§ Work to do: Report how many lines of these entries hold the string "public"; reply with the number alone.

##### Source data #####

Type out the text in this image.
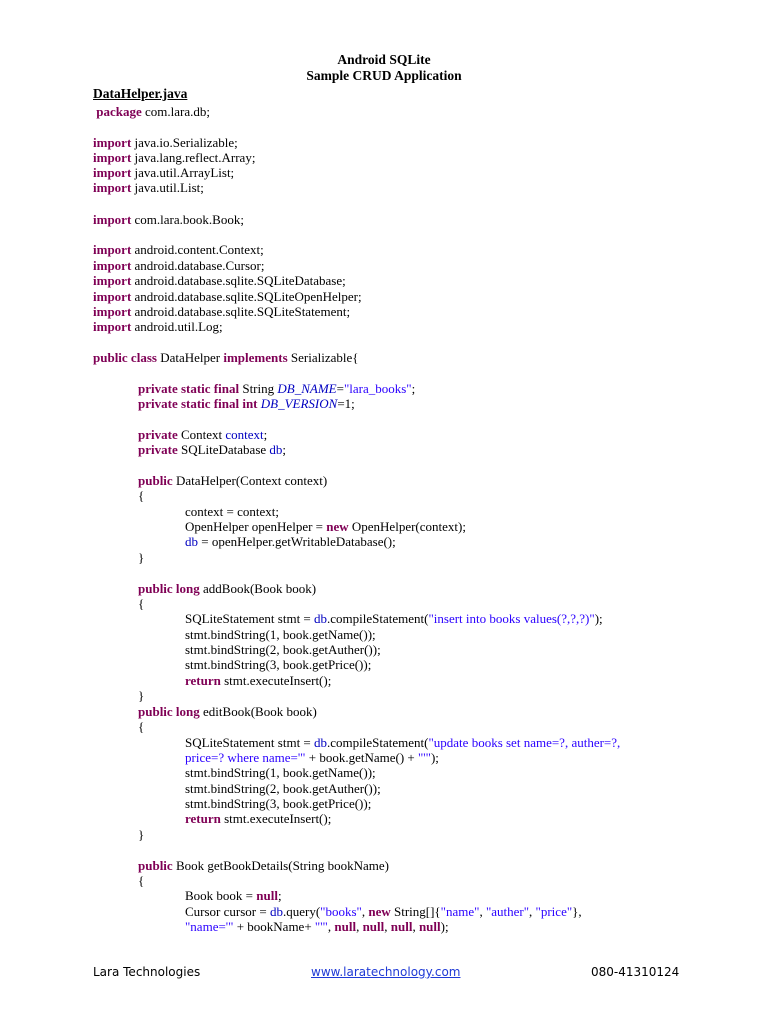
Android SQLite
Sample CRUD Application
DataHelper.java
package com.lara.db;
import java.io.Serializable;
import java.lang.reflect.Array;
import java.util.ArrayList;
import java.util.List;
import com.lara.book.Book;
import android.content.Context;
import android.database.Cursor;
import android.database.sqlite.SQLiteDatabase;
import android.database.sqlite.SQLiteOpenHelper;
import android.database.sqlite.SQLiteStatement;
import android.util.Log;
public class DataHelper implements Serializable{
private static final String DB_NAME="lara_books";
private static final int DB_VERSION=1;
private Context context;
private SQLiteDatabase db;
public DataHelper(Context context)
{
context = context;
OpenHelper openHelper = new OpenHelper(context);
db = openHelper.getWritableDatabase();
}
public long addBook(Book book)
{
SQLiteStatement stmt = db.compileStatement("insert into books values(?,?,?)");
stmt.bindString(1, book.getName());
stmt.bindString(2, book.getAuther());
stmt.bindString(3, book.getPrice());
return stmt.executeInsert();
}
public long editBook(Book book)
{
SQLiteStatement stmt = db.compileStatement("update books set name=?, auther=?,
price=? where name='" + book.getName() + "'");
stmt.bindString(1, book.getName());
stmt.bindString(2, book.getAuther());
stmt.bindString(3, book.getPrice());
return stmt.executeInsert();
}
public Book getBookDetails(String bookName)
{
Book book = null;
Cursor cursor = db.query("books", new String[]{"name", "auther", "price"},
"name='" + bookName+ "'", null, null, null, null);
Lara Technologies	www.laratechnology.com	080-41310124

#####

§ Answer to this problem: 5